'''
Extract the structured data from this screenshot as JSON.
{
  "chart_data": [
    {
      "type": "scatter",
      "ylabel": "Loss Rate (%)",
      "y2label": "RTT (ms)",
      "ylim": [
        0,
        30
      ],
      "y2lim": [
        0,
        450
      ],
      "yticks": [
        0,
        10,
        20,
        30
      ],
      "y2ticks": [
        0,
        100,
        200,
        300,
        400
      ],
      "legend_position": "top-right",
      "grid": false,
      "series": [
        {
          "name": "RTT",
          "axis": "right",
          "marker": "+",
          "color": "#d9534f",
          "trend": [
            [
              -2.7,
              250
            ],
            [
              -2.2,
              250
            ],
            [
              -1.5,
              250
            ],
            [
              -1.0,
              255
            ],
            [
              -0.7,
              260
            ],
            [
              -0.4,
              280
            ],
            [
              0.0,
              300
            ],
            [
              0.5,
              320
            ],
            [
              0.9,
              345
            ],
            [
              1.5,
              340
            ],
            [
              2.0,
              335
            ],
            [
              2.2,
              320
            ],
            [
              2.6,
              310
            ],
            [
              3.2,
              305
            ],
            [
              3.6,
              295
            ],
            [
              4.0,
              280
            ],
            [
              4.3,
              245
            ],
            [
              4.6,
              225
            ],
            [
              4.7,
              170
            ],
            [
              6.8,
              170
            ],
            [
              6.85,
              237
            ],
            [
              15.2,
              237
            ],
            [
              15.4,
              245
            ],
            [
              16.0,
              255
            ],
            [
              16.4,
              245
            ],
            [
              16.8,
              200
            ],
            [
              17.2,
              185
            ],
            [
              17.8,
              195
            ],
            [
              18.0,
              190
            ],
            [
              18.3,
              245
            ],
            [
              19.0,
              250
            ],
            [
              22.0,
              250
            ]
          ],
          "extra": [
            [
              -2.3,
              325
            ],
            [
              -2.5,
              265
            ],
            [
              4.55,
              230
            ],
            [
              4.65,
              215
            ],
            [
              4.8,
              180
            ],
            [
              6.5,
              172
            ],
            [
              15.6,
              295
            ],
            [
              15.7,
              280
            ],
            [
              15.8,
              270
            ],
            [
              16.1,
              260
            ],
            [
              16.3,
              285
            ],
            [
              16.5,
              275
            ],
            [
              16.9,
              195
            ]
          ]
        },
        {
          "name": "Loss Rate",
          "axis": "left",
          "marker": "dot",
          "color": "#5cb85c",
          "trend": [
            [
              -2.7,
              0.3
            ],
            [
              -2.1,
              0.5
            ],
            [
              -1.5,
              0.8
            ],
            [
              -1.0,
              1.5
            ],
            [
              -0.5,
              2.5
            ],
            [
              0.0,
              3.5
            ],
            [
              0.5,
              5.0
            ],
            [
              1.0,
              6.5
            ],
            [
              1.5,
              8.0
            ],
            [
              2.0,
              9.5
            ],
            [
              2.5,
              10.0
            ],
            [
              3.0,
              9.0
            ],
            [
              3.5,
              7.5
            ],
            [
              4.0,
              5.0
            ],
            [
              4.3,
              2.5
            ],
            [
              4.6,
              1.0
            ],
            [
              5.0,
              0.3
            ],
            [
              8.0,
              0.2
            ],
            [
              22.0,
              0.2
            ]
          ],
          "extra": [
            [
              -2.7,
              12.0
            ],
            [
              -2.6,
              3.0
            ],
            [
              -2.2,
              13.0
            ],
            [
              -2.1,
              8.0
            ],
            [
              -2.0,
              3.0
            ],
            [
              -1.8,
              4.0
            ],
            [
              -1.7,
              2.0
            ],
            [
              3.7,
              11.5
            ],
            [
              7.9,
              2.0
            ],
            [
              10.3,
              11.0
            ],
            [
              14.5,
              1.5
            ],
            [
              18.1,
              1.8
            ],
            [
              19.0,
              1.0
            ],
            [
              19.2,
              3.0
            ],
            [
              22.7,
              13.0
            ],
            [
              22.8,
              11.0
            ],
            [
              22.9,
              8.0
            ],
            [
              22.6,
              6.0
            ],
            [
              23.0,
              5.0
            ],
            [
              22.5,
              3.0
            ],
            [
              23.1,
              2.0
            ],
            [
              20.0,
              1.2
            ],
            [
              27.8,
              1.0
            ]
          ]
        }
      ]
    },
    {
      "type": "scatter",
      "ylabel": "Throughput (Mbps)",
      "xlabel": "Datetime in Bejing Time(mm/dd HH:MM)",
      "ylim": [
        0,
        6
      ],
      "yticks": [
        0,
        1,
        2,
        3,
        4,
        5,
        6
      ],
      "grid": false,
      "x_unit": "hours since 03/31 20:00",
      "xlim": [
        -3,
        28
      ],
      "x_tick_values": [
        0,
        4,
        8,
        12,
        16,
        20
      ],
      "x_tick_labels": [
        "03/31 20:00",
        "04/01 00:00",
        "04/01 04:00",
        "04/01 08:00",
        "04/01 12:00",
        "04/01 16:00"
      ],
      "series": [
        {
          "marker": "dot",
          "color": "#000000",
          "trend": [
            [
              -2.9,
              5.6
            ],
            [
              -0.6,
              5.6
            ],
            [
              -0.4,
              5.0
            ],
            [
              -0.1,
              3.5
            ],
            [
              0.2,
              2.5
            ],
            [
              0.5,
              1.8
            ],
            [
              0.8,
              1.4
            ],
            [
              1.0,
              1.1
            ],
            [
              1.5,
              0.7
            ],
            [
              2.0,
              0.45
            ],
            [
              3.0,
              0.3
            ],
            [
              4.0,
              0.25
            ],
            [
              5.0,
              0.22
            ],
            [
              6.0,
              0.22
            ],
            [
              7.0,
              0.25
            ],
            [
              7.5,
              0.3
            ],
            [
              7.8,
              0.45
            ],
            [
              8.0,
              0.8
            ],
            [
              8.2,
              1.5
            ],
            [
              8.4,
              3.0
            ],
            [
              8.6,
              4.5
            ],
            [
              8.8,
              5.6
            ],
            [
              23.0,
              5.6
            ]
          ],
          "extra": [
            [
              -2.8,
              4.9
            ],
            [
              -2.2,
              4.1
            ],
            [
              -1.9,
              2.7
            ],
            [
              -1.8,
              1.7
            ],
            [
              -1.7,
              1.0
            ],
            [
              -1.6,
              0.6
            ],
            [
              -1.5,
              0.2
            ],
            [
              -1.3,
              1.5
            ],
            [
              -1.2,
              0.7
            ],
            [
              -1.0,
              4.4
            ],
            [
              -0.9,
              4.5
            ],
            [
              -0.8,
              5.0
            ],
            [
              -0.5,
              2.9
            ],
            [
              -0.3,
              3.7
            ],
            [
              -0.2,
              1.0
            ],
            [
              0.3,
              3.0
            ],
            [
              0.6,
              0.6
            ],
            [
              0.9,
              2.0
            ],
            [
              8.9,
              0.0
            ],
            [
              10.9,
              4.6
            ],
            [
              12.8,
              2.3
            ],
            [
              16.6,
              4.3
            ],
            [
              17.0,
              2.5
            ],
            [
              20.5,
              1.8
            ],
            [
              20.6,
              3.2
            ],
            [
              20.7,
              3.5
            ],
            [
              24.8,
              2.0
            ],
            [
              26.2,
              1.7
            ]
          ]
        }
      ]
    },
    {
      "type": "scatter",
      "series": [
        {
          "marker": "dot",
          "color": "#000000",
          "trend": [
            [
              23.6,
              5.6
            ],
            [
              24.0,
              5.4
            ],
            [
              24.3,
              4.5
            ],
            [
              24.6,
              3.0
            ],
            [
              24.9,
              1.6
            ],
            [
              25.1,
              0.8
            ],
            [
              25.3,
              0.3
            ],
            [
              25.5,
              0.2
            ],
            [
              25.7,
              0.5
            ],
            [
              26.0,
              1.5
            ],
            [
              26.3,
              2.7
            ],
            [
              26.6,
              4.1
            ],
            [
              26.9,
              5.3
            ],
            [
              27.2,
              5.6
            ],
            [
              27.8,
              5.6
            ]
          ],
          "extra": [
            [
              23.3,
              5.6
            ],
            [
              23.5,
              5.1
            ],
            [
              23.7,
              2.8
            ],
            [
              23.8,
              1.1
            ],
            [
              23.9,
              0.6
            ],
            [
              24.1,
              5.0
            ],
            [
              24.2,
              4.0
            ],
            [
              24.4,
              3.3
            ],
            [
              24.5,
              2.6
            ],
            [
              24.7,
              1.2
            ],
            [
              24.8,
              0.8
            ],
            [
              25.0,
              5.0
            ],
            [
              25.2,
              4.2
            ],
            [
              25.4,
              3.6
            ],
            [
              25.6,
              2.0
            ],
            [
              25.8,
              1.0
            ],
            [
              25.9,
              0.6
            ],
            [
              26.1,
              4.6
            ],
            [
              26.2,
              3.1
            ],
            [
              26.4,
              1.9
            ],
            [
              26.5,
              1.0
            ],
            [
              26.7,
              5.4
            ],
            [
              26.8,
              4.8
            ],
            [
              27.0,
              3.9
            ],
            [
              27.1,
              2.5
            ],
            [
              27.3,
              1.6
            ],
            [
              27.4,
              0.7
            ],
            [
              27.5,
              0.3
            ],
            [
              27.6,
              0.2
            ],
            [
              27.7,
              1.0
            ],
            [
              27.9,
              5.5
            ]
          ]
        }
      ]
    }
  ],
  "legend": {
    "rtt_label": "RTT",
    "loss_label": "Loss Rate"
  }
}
'''
## Description of the task:
Pick each line holding the word "Loss" out of the listing.

## Task output:
      "ylabel": "Loss Rate (%)",
          "name": "Loss Rate",
    "loss_label": "Loss Rate"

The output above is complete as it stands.